--- Data records ---
▶
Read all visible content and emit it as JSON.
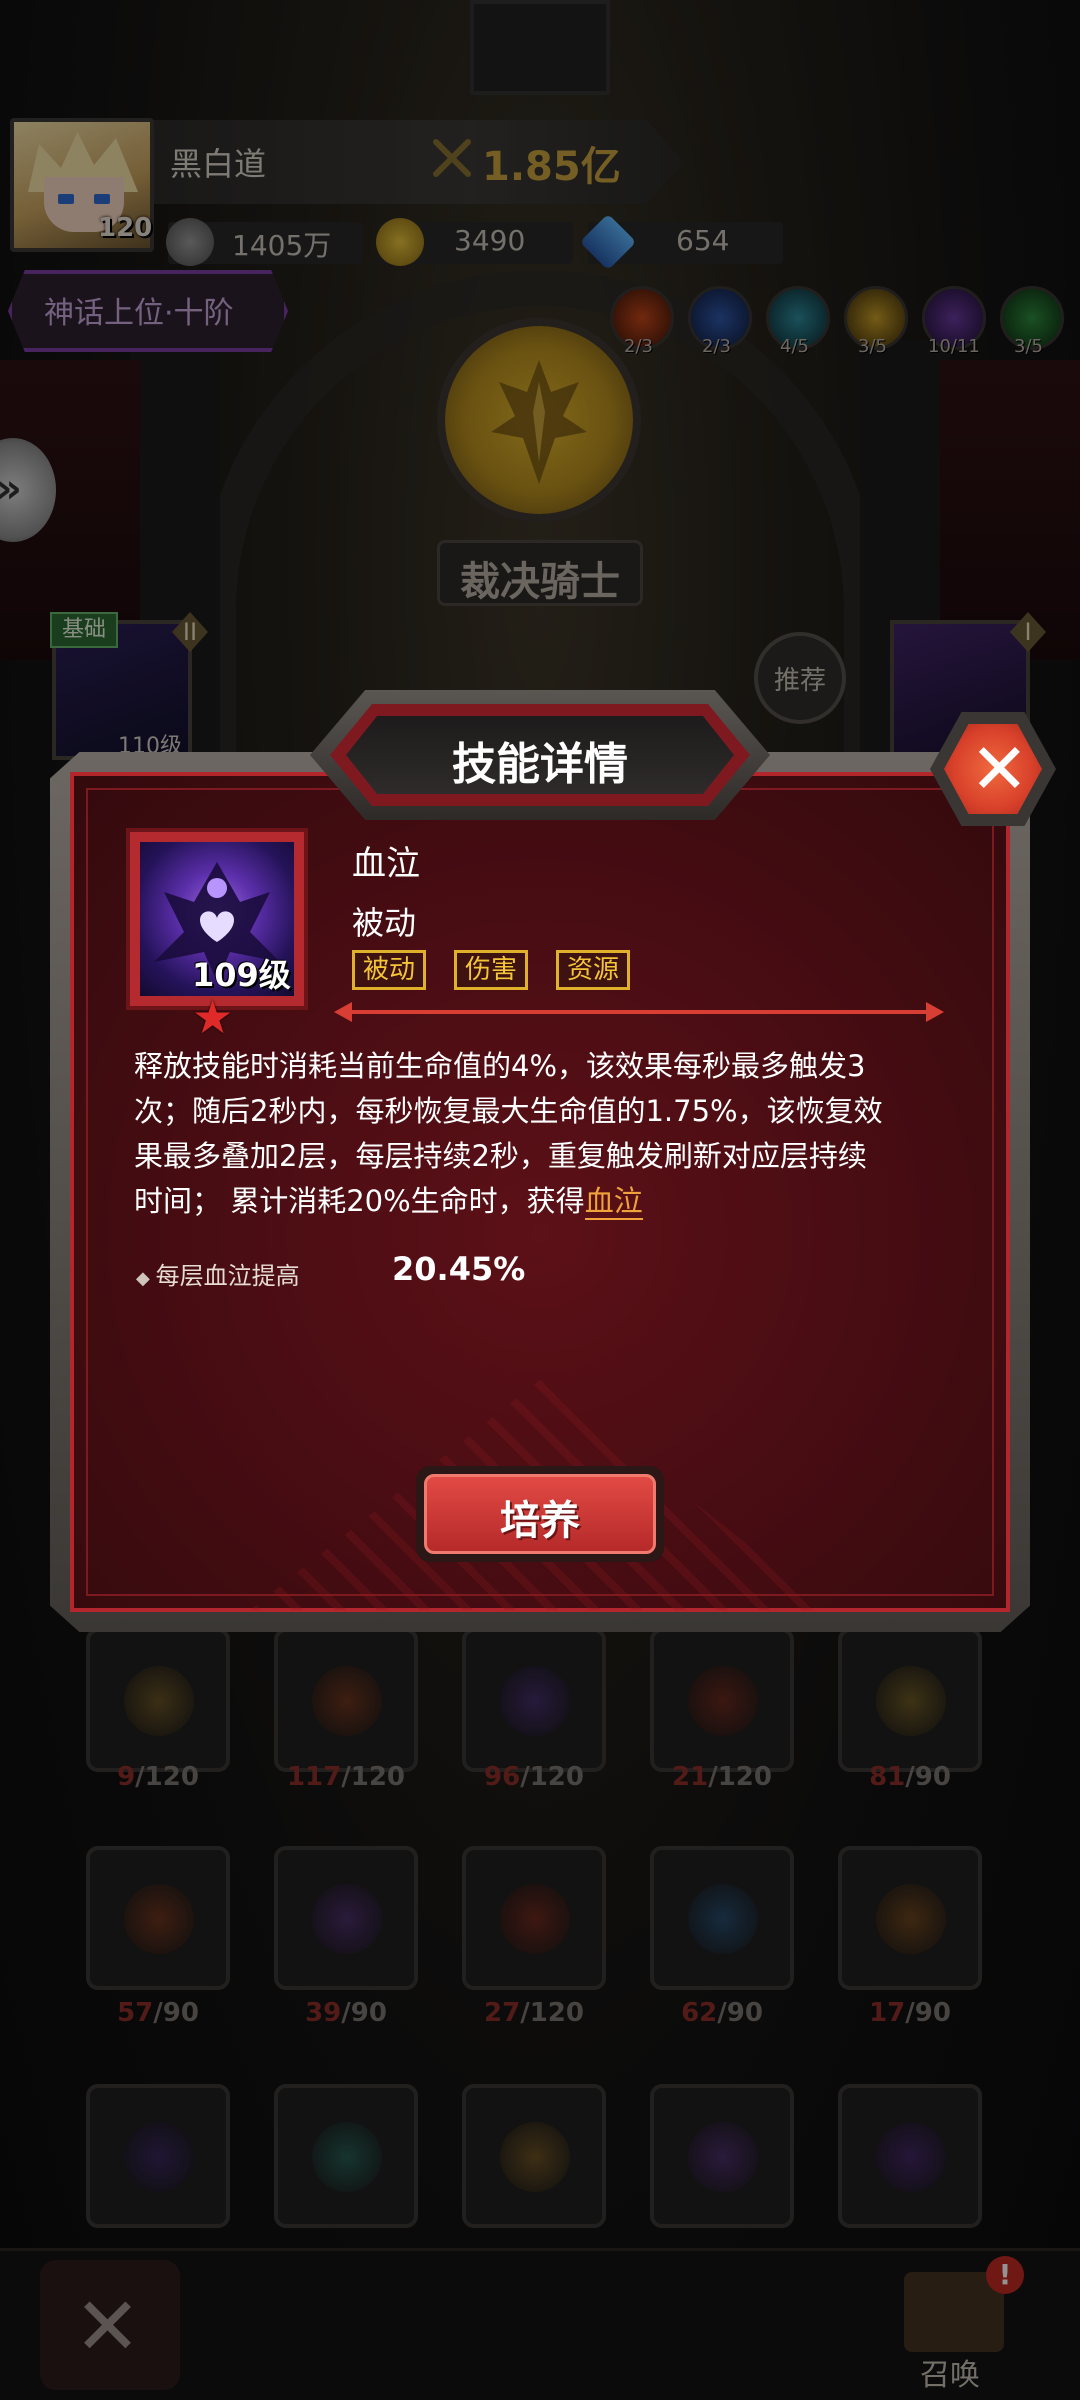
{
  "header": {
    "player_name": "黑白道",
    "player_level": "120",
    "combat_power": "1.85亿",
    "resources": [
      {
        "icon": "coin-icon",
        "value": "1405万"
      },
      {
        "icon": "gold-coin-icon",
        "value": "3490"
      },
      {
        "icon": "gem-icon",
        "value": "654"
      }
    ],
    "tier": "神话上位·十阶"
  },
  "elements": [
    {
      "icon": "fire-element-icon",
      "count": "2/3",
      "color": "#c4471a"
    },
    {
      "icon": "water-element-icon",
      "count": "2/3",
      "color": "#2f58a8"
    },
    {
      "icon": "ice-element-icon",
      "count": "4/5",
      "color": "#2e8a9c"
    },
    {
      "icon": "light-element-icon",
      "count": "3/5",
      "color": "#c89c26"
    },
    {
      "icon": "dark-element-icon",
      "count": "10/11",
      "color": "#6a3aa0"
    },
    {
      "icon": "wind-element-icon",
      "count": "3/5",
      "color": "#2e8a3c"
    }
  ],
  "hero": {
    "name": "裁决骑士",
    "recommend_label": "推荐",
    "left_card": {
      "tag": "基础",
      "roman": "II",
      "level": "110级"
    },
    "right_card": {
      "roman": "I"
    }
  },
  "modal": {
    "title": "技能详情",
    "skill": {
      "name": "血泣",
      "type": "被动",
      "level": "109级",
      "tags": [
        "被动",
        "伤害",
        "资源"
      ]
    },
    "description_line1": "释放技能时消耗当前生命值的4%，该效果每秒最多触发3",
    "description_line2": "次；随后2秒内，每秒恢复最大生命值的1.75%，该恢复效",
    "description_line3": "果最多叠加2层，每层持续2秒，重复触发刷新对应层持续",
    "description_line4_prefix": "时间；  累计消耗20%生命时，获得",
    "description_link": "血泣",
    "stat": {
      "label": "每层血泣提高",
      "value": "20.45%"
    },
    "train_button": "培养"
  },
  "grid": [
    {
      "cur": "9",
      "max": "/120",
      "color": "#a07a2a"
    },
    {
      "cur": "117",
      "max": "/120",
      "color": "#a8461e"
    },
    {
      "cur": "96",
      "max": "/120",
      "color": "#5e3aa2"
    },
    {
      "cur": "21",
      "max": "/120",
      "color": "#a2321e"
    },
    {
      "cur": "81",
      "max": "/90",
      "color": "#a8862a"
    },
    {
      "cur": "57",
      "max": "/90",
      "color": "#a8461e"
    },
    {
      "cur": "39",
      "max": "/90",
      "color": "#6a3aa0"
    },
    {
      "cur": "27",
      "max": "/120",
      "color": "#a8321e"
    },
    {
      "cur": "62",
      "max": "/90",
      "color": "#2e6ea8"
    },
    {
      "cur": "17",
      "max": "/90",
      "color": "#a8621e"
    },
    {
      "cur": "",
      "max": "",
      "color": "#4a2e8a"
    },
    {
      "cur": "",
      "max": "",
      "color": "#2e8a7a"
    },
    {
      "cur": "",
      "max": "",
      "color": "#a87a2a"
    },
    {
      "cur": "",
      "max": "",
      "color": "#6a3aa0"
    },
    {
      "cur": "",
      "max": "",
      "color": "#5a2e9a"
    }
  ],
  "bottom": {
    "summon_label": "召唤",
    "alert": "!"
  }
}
◀
--- Your goal ---
Images should not appear in the copy; retype the listing above exactly.

--- Output for this task ---
Read all visible content and emit it as JSON.
{
  "header": {
    "player_name": "黑白道",
    "player_level": "120",
    "combat_power": "1.85亿",
    "resources": [
      {
        "icon": "coin-icon",
        "value": "1405万"
      },
      {
        "icon": "gold-coin-icon",
        "value": "3490"
      },
      {
        "icon": "gem-icon",
        "value": "654"
      }
    ],
    "tier": "神话上位·十阶"
  },
  "elements": [
    {
      "icon": "fire-element-icon",
      "count": "2/3",
      "color": "#c4471a"
    },
    {
      "icon": "water-element-icon",
      "count": "2/3",
      "color": "#2f58a8"
    },
    {
      "icon": "ice-element-icon",
      "count": "4/5",
      "color": "#2e8a9c"
    },
    {
      "icon": "light-element-icon",
      "count": "3/5",
      "color": "#c89c26"
    },
    {
      "icon": "dark-element-icon",
      "count": "10/11",
      "color": "#6a3aa0"
    },
    {
      "icon": "wind-element-icon",
      "count": "3/5",
      "color": "#2e8a3c"
    }
  ],
  "hero": {
    "name": "裁决骑士",
    "recommend_label": "推荐",
    "left_card": {
      "tag": "基础",
      "roman": "II",
      "level": "110级"
    },
    "right_card": {
      "roman": "I"
    }
  },
  "modal": {
    "title": "技能详情",
    "skill": {
      "name": "血泣",
      "type": "被动",
      "level": "109级",
      "tags": [
        "被动",
        "伤害",
        "资源"
      ]
    },
    "description_line1": "释放技能时消耗当前生命值的4%，该效果每秒最多触发3",
    "description_line2": "次；随后2秒内，每秒恢复最大生命值的1.75%，该恢复效",
    "description_line3": "果最多叠加2层，每层持续2秒，重复触发刷新对应层持续",
    "description_line4_prefix": "时间；  累计消耗20%生命时，获得",
    "description_link": "血泣",
    "stat": {
      "label": "每层血泣提高",
      "value": "20.45%"
    },
    "train_button": "培养"
  },
  "grid": [
    {
      "cur": "9",
      "max": "/120",
      "color": "#a07a2a"
    },
    {
      "cur": "117",
      "max": "/120",
      "color": "#a8461e"
    },
    {
      "cur": "96",
      "max": "/120",
      "color": "#5e3aa2"
    },
    {
      "cur": "21",
      "max": "/120",
      "color": "#a2321e"
    },
    {
      "cur": "81",
      "max": "/90",
      "color": "#a8862a"
    },
    {
      "cur": "57",
      "max": "/90",
      "color": "#a8461e"
    },
    {
      "cur": "39",
      "max": "/90",
      "color": "#6a3aa0"
    },
    {
      "cur": "27",
      "max": "/120",
      "color": "#a8321e"
    },
    {
      "cur": "62",
      "max": "/90",
      "color": "#2e6ea8"
    },
    {
      "cur": "17",
      "max": "/90",
      "color": "#a8621e"
    },
    {
      "cur": "",
      "max": "",
      "color": "#4a2e8a"
    },
    {
      "cur": "",
      "max": "",
      "color": "#2e8a7a"
    },
    {
      "cur": "",
      "max": "",
      "color": "#a87a2a"
    },
    {
      "cur": "",
      "max": "",
      "color": "#6a3aa0"
    },
    {
      "cur": "",
      "max": "",
      "color": "#5a2e9a"
    }
  ],
  "bottom": {
    "summon_label": "召唤",
    "alert": "!"
  }
}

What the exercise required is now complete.